- **Directive**: Using the listing below, copy every line that mentions "heading".
+++
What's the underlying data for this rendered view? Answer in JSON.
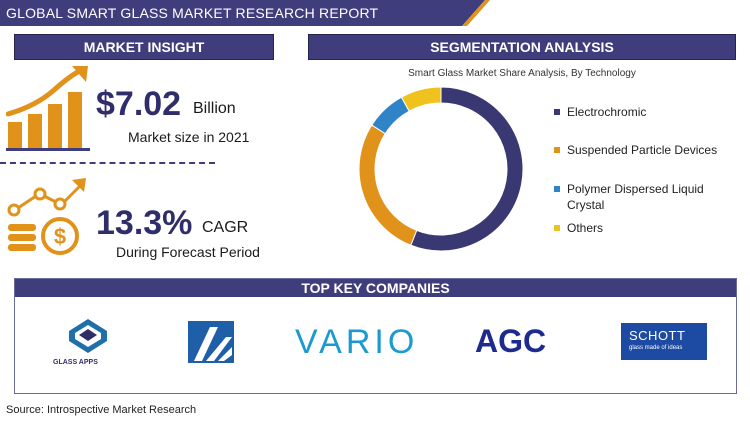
{
  "header": {
    "title": "GLOBAL SMART GLASS MARKET RESEARCH REPORT"
  },
  "market_insight": {
    "heading": "MARKET INSIGHT",
    "market_value": "$7.02",
    "market_unit": "Billion",
    "market_caption": "Market size in 2021",
    "cagr_value": "13.3%",
    "cagr_unit": "CAGR",
    "cagr_caption": "During Forecast Period"
  },
  "segmentation": {
    "heading": "SEGMENTATION ANALYSIS"
  },
  "chart_data": {
    "type": "pie",
    "title": "Smart Glass Market Share Analysis, By Technology",
    "categories": [
      "Electrochromic",
      "Suspended Particle Devices",
      "Polymer Dispersed Liquid Crystal",
      "Others"
    ],
    "values": [
      56,
      28,
      8,
      8
    ],
    "colors": [
      "#3a3872",
      "#e1921b",
      "#2f84c8",
      "#f0c21e"
    ],
    "legend_position": "right"
  },
  "companies": {
    "heading": "TOP KEY COMPANIES",
    "glass_apps_name": "GLASS APPS",
    "vario_name": "VARIO",
    "agc_name": "AGC",
    "schott_name": "SCHOTT",
    "schott_tagline": "glass made of ideas"
  },
  "footer": {
    "source": "Source: Introspective Market Research"
  },
  "colors": {
    "brand": "#3f3d7c",
    "accent": "#e1921b"
  }
}
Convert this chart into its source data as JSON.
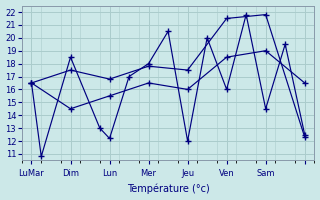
+++
- **Task response**:
    "heading": "MARKET INSIGHT",
    "heading": "SEGMENTATION ANALYSIS"
    "heading": "TOP KEY COMPANIES",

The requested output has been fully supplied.